> SOURCE TEXT:

======

Haas had the lifelong nickname "Moose". The 6-ft, 180 pound Haas publicly stated that his father gave him that nickname upon birth: "My father gave it to me when I was born. I wasn't that big, only seven and a quarter pounds, but I guess I looked to my father like I was going to be big. It didn't work out."

== Baseball career ==
Haas initially signed a letter of intent to play college baseball at Clemson before being drafted in the second round of the 1974 Major League Baseball draft by the Brewers. At 18 years old, in 1974, he played minor league baseball for the Newark Co-Pilots. The following year he played for the Burlington Bees, and in 1976 played Triple-A baseball for the Spokane Indians under manager Frank Howard. At the age of 20, he was called up to play for the Brewers in 1976, playing in five games.

In 1977, Haas started 32 games for the Brewers, with a 10–12 record and 4.55 ERA. He began the 1978 season strong. On April 12, 1978, Haas struck out 14 New York Yankees, including Reggie Jackson four times, breaking the record for strikeouts in a single game for the Brewers. This franchise record stood for 26 years until it was broken by Ben Sheets. He won the game over future Hall of Fame relief pitcher Goose Gossage, pitching a complete game five-hitter.

Later in April, he suffered an arm injury, and did not pitch again until the end of the 1978 season. Haas pitched only 30.2 innings for the year, after having pitched 197.2 innings in 1977. Haas rebounded in 1979, starting 28 games, with an 11–11 record and 4.78 ERA in 184.2 innings pitched. In 1980, he had a career high 252.1 innings pitched. He also had career bests as a full-time starter with 16 wins, a 3.10 ERA, 33 starts, 14 complete games, three shutouts,146 strikeouts and a 4.5 WAR (wins above replacement).

In the strike-shortened 1981 season, with the Brewers playing only 109 regular season games, Haas was 11–7, with a 4.46 ERA in 137.1 innings pitched. The Brewers lost to the Yankees in the American League Division Series, where Haas lost two games, including Game 1 and the deciding Game 5. Before the series began, Haas had beaten the Yankees in five of six previous decisions.

======

> RAW DATA:
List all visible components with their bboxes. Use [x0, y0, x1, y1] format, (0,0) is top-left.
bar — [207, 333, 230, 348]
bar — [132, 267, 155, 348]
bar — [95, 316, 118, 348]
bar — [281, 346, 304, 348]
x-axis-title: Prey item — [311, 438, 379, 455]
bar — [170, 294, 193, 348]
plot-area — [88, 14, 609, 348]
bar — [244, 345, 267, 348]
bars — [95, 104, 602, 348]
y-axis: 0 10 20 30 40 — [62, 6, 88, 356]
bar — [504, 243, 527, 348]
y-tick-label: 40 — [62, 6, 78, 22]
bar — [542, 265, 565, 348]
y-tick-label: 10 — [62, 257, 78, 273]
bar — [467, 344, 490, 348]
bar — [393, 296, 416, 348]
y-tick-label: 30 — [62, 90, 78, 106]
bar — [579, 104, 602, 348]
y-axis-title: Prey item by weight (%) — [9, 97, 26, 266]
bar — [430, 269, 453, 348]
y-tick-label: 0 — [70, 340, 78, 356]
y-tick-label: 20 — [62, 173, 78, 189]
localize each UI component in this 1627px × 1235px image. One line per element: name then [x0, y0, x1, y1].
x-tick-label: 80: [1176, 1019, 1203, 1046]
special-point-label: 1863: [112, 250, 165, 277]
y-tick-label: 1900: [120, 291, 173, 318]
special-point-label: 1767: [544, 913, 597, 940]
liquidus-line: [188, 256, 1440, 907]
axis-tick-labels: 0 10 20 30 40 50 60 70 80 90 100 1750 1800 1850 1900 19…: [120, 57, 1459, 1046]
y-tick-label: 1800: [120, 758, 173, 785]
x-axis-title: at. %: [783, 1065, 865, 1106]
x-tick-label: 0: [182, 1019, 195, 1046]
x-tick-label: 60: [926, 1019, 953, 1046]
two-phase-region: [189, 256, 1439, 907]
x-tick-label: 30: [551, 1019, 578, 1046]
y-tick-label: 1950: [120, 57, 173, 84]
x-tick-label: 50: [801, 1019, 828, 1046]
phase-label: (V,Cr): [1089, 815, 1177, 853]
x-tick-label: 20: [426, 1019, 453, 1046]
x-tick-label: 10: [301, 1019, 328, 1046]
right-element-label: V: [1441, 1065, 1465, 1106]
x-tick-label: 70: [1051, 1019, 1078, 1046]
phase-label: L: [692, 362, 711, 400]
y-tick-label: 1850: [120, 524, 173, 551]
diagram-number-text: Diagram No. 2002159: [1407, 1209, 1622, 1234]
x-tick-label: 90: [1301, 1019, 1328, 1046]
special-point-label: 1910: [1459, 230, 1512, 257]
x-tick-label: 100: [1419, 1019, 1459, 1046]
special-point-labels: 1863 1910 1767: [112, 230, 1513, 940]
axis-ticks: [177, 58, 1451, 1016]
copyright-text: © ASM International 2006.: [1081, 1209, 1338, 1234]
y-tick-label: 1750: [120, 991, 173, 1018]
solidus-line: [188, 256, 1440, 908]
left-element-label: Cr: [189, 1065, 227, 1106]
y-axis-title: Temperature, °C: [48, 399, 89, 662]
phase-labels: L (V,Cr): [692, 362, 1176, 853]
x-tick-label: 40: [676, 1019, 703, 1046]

======

> WHAT TO WORK ON:
#1 Answer these about the passage on Moose Haas:
(a) Who managed the Spokane Indians when Haas played Triple-A baseball for them?
(b) How many New York Yankees did Haas strike out on April 12, 1978?
(c) Which games did Haas lose in the 1981 American League Division Series?
#2 Reproduce everything in the passage on Moose Haas from "In 1977, Haas" down to "complete game five-hitter.", leaving every word and mark unchanged.
#3 What comes next in the passage on Moose Haas? Write the part that follows its last sentence.
The material above stands apart from the passage on Moose Haas.

> ANSWERS TO THE EXERCISE:
#1
(a) Frank Howard
(b) 14
(c) Game 1 and the deciding Game 5

#2
In 1977, Haas started 32 games for the Brewers, with a 10–12 record and 4.55 ERA. He began the 1978 season strong. On April 12, 1978, Haas struck out 14 New York Yankees, including Reggie Jackson four times, breaking the record for strikeouts in a single game for the Brewers. This franchise record stood for 26 years until it was broken by Ben Sheets. He won the game over future Hall of Fame relief pitcher Goose Gossage, pitching a complete game five-hitter.

#3
In 1982, the Brewers went all the way to the World Series, first defeating the California Angels three games to two in the American League Championship Series (ALCS), after losing the first two games of the ALCS. They lost the World Series to the St. Louis Cardinals, four games to three. During the regular season, Haas was 11–8, with a 4.47 ERA. He was the winning pitcher in Game 4 of the ALCS. He started Game 4 of the World Series and did not have a decision, though the Brewers won the game. He pitched two innings in relief in the deciding Game 7, giving up two runs, but was again not involved in the decision.

After two years in the playoffs, the Brewers fell to fifth place in the AL Eastern Division in 1983. But Haas led the American League in pitcher winning percentage (.813) with 13 wins and 3 losses. He had a 3.27 ERA, seven complete games in 25 starts and three shutouts. In 1984–85, Haas respectively went 9–11 with a 3.99 ERA and 8–8 with a 3.84 ERA for the Brewers, starting 56 of the 58 games in which he appeared.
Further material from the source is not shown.